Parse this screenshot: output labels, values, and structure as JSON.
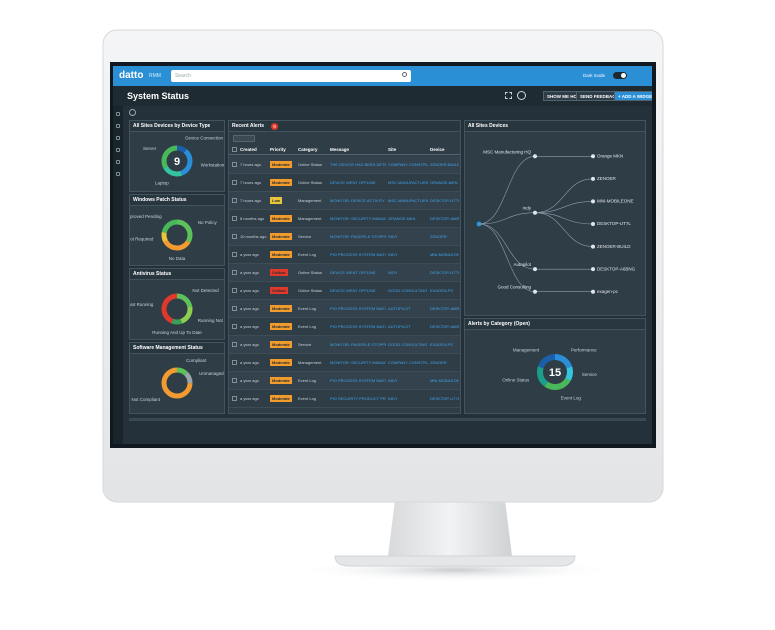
{
  "topbar": {
    "logo": "datto",
    "product": "RMM",
    "search": "Search",
    "dark_mode": "Dark mode"
  },
  "header": {
    "title": "System Status",
    "buttons": [
      "SHOW ME HOW",
      "SEND FEEDBACK",
      "+ ADD A WIDGET"
    ]
  },
  "widgets": [
    {
      "title": "All Sites Devices by Device Type",
      "center": 9,
      "segments": [
        {
          "label": "Device Connection",
          "color": "#1b5fa8",
          "value": 1
        },
        {
          "label": "Workstation",
          "color": "#2a8fd8",
          "value": 3
        },
        {
          "label": "Laptop",
          "color": "#35c4a0",
          "value": 2
        },
        {
          "label": "Server",
          "color": "#49b85a",
          "value": 3
        }
      ]
    },
    {
      "title": "Windows Patch Status",
      "segments": [
        {
          "label": "No Policy",
          "color": "#5cc15a",
          "value": 3
        },
        {
          "label": "No Data",
          "color": "#f29b30",
          "value": 3
        },
        {
          "label": "Reboot Required",
          "color": "#e8c53a",
          "value": 1
        },
        {
          "label": "Approved Pending",
          "color": "#49b85a",
          "value": 2
        }
      ]
    },
    {
      "title": "Antivirus Status",
      "segments": [
        {
          "label": "Not Detected",
          "color": "#5cc15a",
          "value": 2
        },
        {
          "label": "Running Not Up To Date",
          "color": "#8ccf4e",
          "value": 2
        },
        {
          "label": "Running And Up To Date",
          "color": "#3aa05a",
          "value": 1
        },
        {
          "label": "Not Running",
          "color": "#e0392b",
          "value": 4
        }
      ]
    },
    {
      "title": "Software Management Status",
      "segments": [
        {
          "label": "Compliant",
          "color": "#5cc15a",
          "value": 1
        },
        {
          "label": "Unmanaged",
          "color": "#9aa4ab",
          "value": 1
        },
        {
          "label": "Not Compliant",
          "color": "#f29b30",
          "value": 6
        }
      ]
    }
  ],
  "alerts": {
    "title": "Recent Alerts",
    "badge": "9",
    "columns": [
      "Created",
      "Priority",
      "Category",
      "Message",
      "Site",
      "Device"
    ],
    "priority_colors": {
      "Moderate": "#f09b2c",
      "Critical": "#e0392b",
      "Low": "#e8c53a"
    },
    "rows": [
      [
        "7 hours ago",
        "Moderate",
        "Online Status",
        "THE DEVICE HAS BEEN DETECTED",
        "COMPANY CONSTRUCTION",
        "ZENOER-BUILD"
      ],
      [
        "7 hours ago",
        "Moderate",
        "Online Status",
        "DEVICE WENT OFFLINE",
        "MSC MANUFACTURING HQ",
        "ORANGE-MKN"
      ],
      [
        "7 hours ago",
        "Low",
        "Management",
        "MONITOR: DEVICE ACTIVITY",
        "MSC MANUFACTURING HQ",
        "DESKTOP-UT7L"
      ],
      [
        "8 months ago",
        "Moderate",
        "Management",
        "MONITOR: SECURITY MANAGEMENT",
        "ORANGE MKN",
        "DESKTOP-A6BNG"
      ],
      [
        "10 months ago",
        "Moderate",
        "Service",
        "MONITOR: PAGEFILE STOPPED",
        "INDY",
        "ZENOER"
      ],
      [
        "a year ago",
        "Moderate",
        "Event Log",
        "PIO PROCESS SYSTEM WATCHDOG",
        "INDY",
        "MNI-MOBILEONE"
      ],
      [
        "a year ago",
        "Critical",
        "Online Status",
        "DEVICE WENT OFFLINE",
        "INDY",
        "DESKTOP-UT7L"
      ],
      [
        "a year ago",
        "Critical",
        "Online Status",
        "DEVICE WENT OFFLINE",
        "GOOD CONSULTING",
        "EXAGEN-PC"
      ],
      [
        "a year ago",
        "Moderate",
        "Event Log",
        "PIO PROCESS SYSTEM WATCHDOG",
        "AUTOPILOT",
        "DESKTOP-A6BNG"
      ],
      [
        "a year ago",
        "Moderate",
        "Event Log",
        "PIO PROCESS SYSTEM WATCHDOG",
        "AUTOPILOT",
        "DESKTOP-A6BNG"
      ],
      [
        "a year ago",
        "Moderate",
        "Service",
        "MONITOR: PAGEFILE STOPPED",
        "GOOD CONSULTING",
        "EXAGEN-PC"
      ],
      [
        "a year ago",
        "Moderate",
        "Management",
        "MONITOR: SECURITY MANAGEMENT",
        "COMPANY CONSTRUCTION",
        "ZENOER"
      ],
      [
        "a year ago",
        "Moderate",
        "Event Log",
        "PIO PROCESS SYSTEM WATCHDOG",
        "INDY",
        "MNI-MOBILEONE"
      ],
      [
        "a year ago",
        "Moderate",
        "Event Log",
        "PIO SECURITY PRODUCT PROBLEM",
        "INDY",
        "DESKTOP-UT7L"
      ]
    ]
  },
  "devices": {
    "title": "All Sites Devices",
    "sites": [
      {
        "label": "MSC Manufacturing HQ",
        "devices": [
          "Orange MKN"
        ]
      },
      {
        "label": "Indy",
        "devices": [
          "ZENOER",
          "MNI-MOBILEONE",
          "DESKTOP-UT7L",
          "ZENOER-BUILD"
        ]
      },
      {
        "label": "Autopilot",
        "devices": [
          "DESKTOP-A6BNG"
        ]
      },
      {
        "label": "Good Consulting",
        "devices": [
          "exagen-pc"
        ]
      }
    ]
  },
  "category": {
    "title": "Alerts by Category (Open)",
    "center": 15,
    "segments": [
      {
        "label": "Performance",
        "color": "#2a8fd8",
        "value": 3
      },
      {
        "label": "Service",
        "color": "#35c4e0",
        "value": 2
      },
      {
        "label": "Event Log",
        "color": "#49b85a",
        "value": 4
      },
      {
        "label": "Online Status",
        "color": "#1b9f8a",
        "value": 3
      },
      {
        "label": "Management",
        "color": "#1b5fa8",
        "value": 3
      }
    ]
  }
}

> [Directions] The copy must include every record exactly and none of the pictures.

> [Exercise result]
Parse this screenshot: output labels, values, and structure as JSON.
{
  "topbar": {
    "logo": "datto",
    "product": "RMM",
    "search": "Search",
    "dark_mode": "Dark mode"
  },
  "header": {
    "title": "System Status",
    "buttons": [
      "SHOW ME HOW",
      "SEND FEEDBACK",
      "+ ADD A WIDGET"
    ]
  },
  "widgets": [
    {
      "title": "All Sites Devices by Device Type",
      "center": 9,
      "segments": [
        {
          "label": "Device Connection",
          "color": "#1b5fa8",
          "value": 1
        },
        {
          "label": "Workstation",
          "color": "#2a8fd8",
          "value": 3
        },
        {
          "label": "Laptop",
          "color": "#35c4a0",
          "value": 2
        },
        {
          "label": "Server",
          "color": "#49b85a",
          "value": 3
        }
      ]
    },
    {
      "title": "Windows Patch Status",
      "segments": [
        {
          "label": "No Policy",
          "color": "#5cc15a",
          "value": 3
        },
        {
          "label": "No Data",
          "color": "#f29b30",
          "value": 3
        },
        {
          "label": "Reboot Required",
          "color": "#e8c53a",
          "value": 1
        },
        {
          "label": "Approved Pending",
          "color": "#49b85a",
          "value": 2
        }
      ]
    },
    {
      "title": "Antivirus Status",
      "segments": [
        {
          "label": "Not Detected",
          "color": "#5cc15a",
          "value": 2
        },
        {
          "label": "Running Not Up To Date",
          "color": "#8ccf4e",
          "value": 2
        },
        {
          "label": "Running And Up To Date",
          "color": "#3aa05a",
          "value": 1
        },
        {
          "label": "Not Running",
          "color": "#e0392b",
          "value": 4
        }
      ]
    },
    {
      "title": "Software Management Status",
      "segments": [
        {
          "label": "Compliant",
          "color": "#5cc15a",
          "value": 1
        },
        {
          "label": "Unmanaged",
          "color": "#9aa4ab",
          "value": 1
        },
        {
          "label": "Not Compliant",
          "color": "#f29b30",
          "value": 6
        }
      ]
    }
  ],
  "alerts": {
    "title": "Recent Alerts",
    "badge": "9",
    "columns": [
      "Created",
      "Priority",
      "Category",
      "Message",
      "Site",
      "Device"
    ],
    "priority_colors": {
      "Moderate": "#f09b2c",
      "Critical": "#e0392b",
      "Low": "#e8c53a"
    },
    "rows": [
      [
        "7 hours ago",
        "Moderate",
        "Online Status",
        "THE DEVICE HAS BEEN DETECTED",
        "COMPANY CONSTRUCTION",
        "ZENOER-BUILD"
      ],
      [
        "7 hours ago",
        "Moderate",
        "Online Status",
        "DEVICE WENT OFFLINE",
        "MSC MANUFACTURING HQ",
        "ORANGE-MKN"
      ],
      [
        "7 hours ago",
        "Low",
        "Management",
        "MONITOR: DEVICE ACTIVITY",
        "MSC MANUFACTURING HQ",
        "DESKTOP-UT7L"
      ],
      [
        "8 months ago",
        "Moderate",
        "Management",
        "MONITOR: SECURITY MANAGEMENT",
        "ORANGE MKN",
        "DESKTOP-A6BNG"
      ],
      [
        "10 months ago",
        "Moderate",
        "Service",
        "MONITOR: PAGEFILE STOPPED",
        "INDY",
        "ZENOER"
      ],
      [
        "a year ago",
        "Moderate",
        "Event Log",
        "PIO PROCESS SYSTEM WATCHDOG",
        "INDY",
        "MNI-MOBILEONE"
      ],
      [
        "a year ago",
        "Critical",
        "Online Status",
        "DEVICE WENT OFFLINE",
        "INDY",
        "DESKTOP-UT7L"
      ],
      [
        "a year ago",
        "Critical",
        "Online Status",
        "DEVICE WENT OFFLINE",
        "GOOD CONSULTING",
        "EXAGEN-PC"
      ],
      [
        "a year ago",
        "Moderate",
        "Event Log",
        "PIO PROCESS SYSTEM WATCHDOG",
        "AUTOPILOT",
        "DESKTOP-A6BNG"
      ],
      [
        "a year ago",
        "Moderate",
        "Event Log",
        "PIO PROCESS SYSTEM WATCHDOG",
        "AUTOPILOT",
        "DESKTOP-A6BNG"
      ],
      [
        "a year ago",
        "Moderate",
        "Service",
        "MONITOR: PAGEFILE STOPPED",
        "GOOD CONSULTING",
        "EXAGEN-PC"
      ],
      [
        "a year ago",
        "Moderate",
        "Management",
        "MONITOR: SECURITY MANAGEMENT",
        "COMPANY CONSTRUCTION",
        "ZENOER"
      ],
      [
        "a year ago",
        "Moderate",
        "Event Log",
        "PIO PROCESS SYSTEM WATCHDOG",
        "INDY",
        "MNI-MOBILEONE"
      ],
      [
        "a year ago",
        "Moderate",
        "Event Log",
        "PIO SECURITY PRODUCT PROBLEM",
        "INDY",
        "DESKTOP-UT7L"
      ]
    ]
  },
  "devices": {
    "title": "All Sites Devices",
    "sites": [
      {
        "label": "MSC Manufacturing HQ",
        "devices": [
          "Orange MKN"
        ]
      },
      {
        "label": "Indy",
        "devices": [
          "ZENOER",
          "MNI-MOBILEONE",
          "DESKTOP-UT7L",
          "ZENOER-BUILD"
        ]
      },
      {
        "label": "Autopilot",
        "devices": [
          "DESKTOP-A6BNG"
        ]
      },
      {
        "label": "Good Consulting",
        "devices": [
          "exagen-pc"
        ]
      }
    ]
  },
  "category": {
    "title": "Alerts by Category (Open)",
    "center": 15,
    "segments": [
      {
        "label": "Performance",
        "color": "#2a8fd8",
        "value": 3
      },
      {
        "label": "Service",
        "color": "#35c4e0",
        "value": 2
      },
      {
        "label": "Event Log",
        "color": "#49b85a",
        "value": 4
      },
      {
        "label": "Online Status",
        "color": "#1b9f8a",
        "value": 3
      },
      {
        "label": "Management",
        "color": "#1b5fa8",
        "value": 3
      }
    ]
  }
}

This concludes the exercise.